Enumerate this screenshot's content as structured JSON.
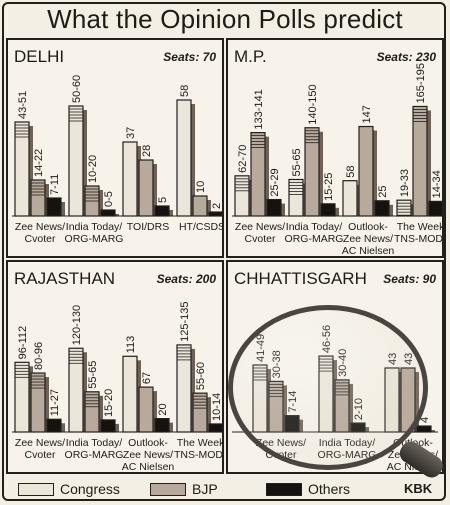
{
  "title": "What the Opinion Polls predict",
  "colors": {
    "congress": "#ece6da",
    "bjp": "#b7a99b",
    "others": "#15120f",
    "ink": "#231f1c"
  },
  "legend": [
    {
      "key": "congress",
      "label": "Congress"
    },
    {
      "key": "bjp",
      "label": "BJP"
    },
    {
      "key": "others",
      "label": "Others"
    }
  ],
  "credit": "KBK",
  "chart_data": [
    {
      "type": "bar",
      "title": "DELHI",
      "seats_label": "Seats: 70",
      "ylim": [
        0,
        70
      ],
      "groups": [
        {
          "label": [
            "Zee News/",
            "Cvoter"
          ],
          "bars": [
            {
              "party": "congress",
              "label": "43-51",
              "value": 47
            },
            {
              "party": "bjp",
              "label": "14-22",
              "value": 18
            },
            {
              "party": "others",
              "label": "7-11",
              "value": 9
            }
          ]
        },
        {
          "label": [
            "India Today/",
            "ORG-MARG"
          ],
          "bars": [
            {
              "party": "congress",
              "label": "50-60",
              "value": 55
            },
            {
              "party": "bjp",
              "label": "10-20",
              "value": 15
            },
            {
              "party": "others",
              "label": "0-5",
              "value": 3
            }
          ]
        },
        {
          "label": [
            "TOI/DRS"
          ],
          "bars": [
            {
              "party": "congress",
              "label": "37",
              "value": 37
            },
            {
              "party": "bjp",
              "label": "28",
              "value": 28
            },
            {
              "party": "others",
              "label": "5",
              "value": 5
            }
          ]
        },
        {
          "label": [
            "HT/CSDS"
          ],
          "bars": [
            {
              "party": "congress",
              "label": "58",
              "value": 58
            },
            {
              "party": "bjp",
              "label": "10",
              "value": 10
            },
            {
              "party": "others",
              "label": "2",
              "value": 2
            }
          ]
        }
      ]
    },
    {
      "type": "bar",
      "title": "M.P.",
      "seats_label": "Seats: 230",
      "ylim": [
        0,
        230
      ],
      "groups": [
        {
          "label": [
            "Zee News/",
            "Cvoter"
          ],
          "bars": [
            {
              "party": "congress",
              "label": "62-70",
              "value": 66
            },
            {
              "party": "bjp",
              "label": "133-141",
              "value": 137
            },
            {
              "party": "others",
              "label": "25-29",
              "value": 27
            }
          ]
        },
        {
          "label": [
            "India Today/",
            "ORG-MARG"
          ],
          "bars": [
            {
              "party": "congress",
              "label": "55-65",
              "value": 60
            },
            {
              "party": "bjp",
              "label": "140-150",
              "value": 145
            },
            {
              "party": "others",
              "label": "15-25",
              "value": 20
            }
          ]
        },
        {
          "label": [
            "Outlook-",
            "Zee News/",
            "AC Nielsen"
          ],
          "bars": [
            {
              "party": "congress",
              "label": "58",
              "value": 58
            },
            {
              "party": "bjp",
              "label": "147",
              "value": 147
            },
            {
              "party": "others",
              "label": "25",
              "value": 25
            }
          ]
        },
        {
          "label": [
            "The Week/",
            "TNS-MODE"
          ],
          "bars": [
            {
              "party": "congress",
              "label": "19-33",
              "value": 26
            },
            {
              "party": "bjp",
              "label": "165-195",
              "value": 180
            },
            {
              "party": "others",
              "label": "14-34",
              "value": 24
            }
          ]
        }
      ]
    },
    {
      "type": "bar",
      "title": "RAJASTHAN",
      "seats_label": "Seats: 200",
      "ylim": [
        0,
        200
      ],
      "groups": [
        {
          "label": [
            "Zee News/",
            "Cvoter"
          ],
          "bars": [
            {
              "party": "congress",
              "label": "96-112",
              "value": 104
            },
            {
              "party": "bjp",
              "label": "80-96",
              "value": 88
            },
            {
              "party": "others",
              "label": "11-27",
              "value": 19
            }
          ]
        },
        {
          "label": [
            "India Today/",
            "ORG-MARG"
          ],
          "bars": [
            {
              "party": "congress",
              "label": "120-130",
              "value": 125
            },
            {
              "party": "bjp",
              "label": "55-65",
              "value": 60
            },
            {
              "party": "others",
              "label": "15-20",
              "value": 18
            }
          ]
        },
        {
          "label": [
            "Outlook-",
            "Zee News/",
            "AC Nielsen"
          ],
          "bars": [
            {
              "party": "congress",
              "label": "113",
              "value": 113
            },
            {
              "party": "bjp",
              "label": "67",
              "value": 67
            },
            {
              "party": "others",
              "label": "20",
              "value": 20
            }
          ]
        },
        {
          "label": [
            "The Week/",
            "TNS-MODE"
          ],
          "bars": [
            {
              "party": "congress",
              "label": "125-135",
              "value": 130
            },
            {
              "party": "bjp",
              "label": "55-60",
              "value": 58
            },
            {
              "party": "others",
              "label": "10-14",
              "value": 12
            }
          ]
        }
      ]
    },
    {
      "type": "bar",
      "title": "CHHATTISGARH",
      "seats_label": "Seats: 90",
      "ylim": [
        0,
        90
      ],
      "groups": [
        {
          "label": [
            "Zee News/",
            "Cvoter"
          ],
          "bars": [
            {
              "party": "congress",
              "label": "41-49",
              "value": 45
            },
            {
              "party": "bjp",
              "label": "30-38",
              "value": 34
            },
            {
              "party": "others",
              "label": "7-14",
              "value": 11
            }
          ]
        },
        {
          "label": [
            "India Today/",
            "ORG-MARG"
          ],
          "bars": [
            {
              "party": "congress",
              "label": "46-56",
              "value": 51
            },
            {
              "party": "bjp",
              "label": "30-40",
              "value": 35
            },
            {
              "party": "others",
              "label": "2-10",
              "value": 6
            }
          ]
        },
        {
          "label": [
            "Outlook-",
            "Zee News/",
            "AC Nielsen"
          ],
          "bars": [
            {
              "party": "congress",
              "label": "43",
              "value": 43
            },
            {
              "party": "bjp",
              "label": "43",
              "value": 43
            },
            {
              "party": "others",
              "label": "4",
              "value": 4
            }
          ]
        }
      ]
    }
  ]
}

####################

What to do: Working from the entries above, return all lines that contain "title".

The reply:
  "title": "What the Opinion Polls predict",
      "title": "DELHI",
      "title": "M.P.",
      "title": "RAJASTHAN",
      "title": "CHHATTISGARH",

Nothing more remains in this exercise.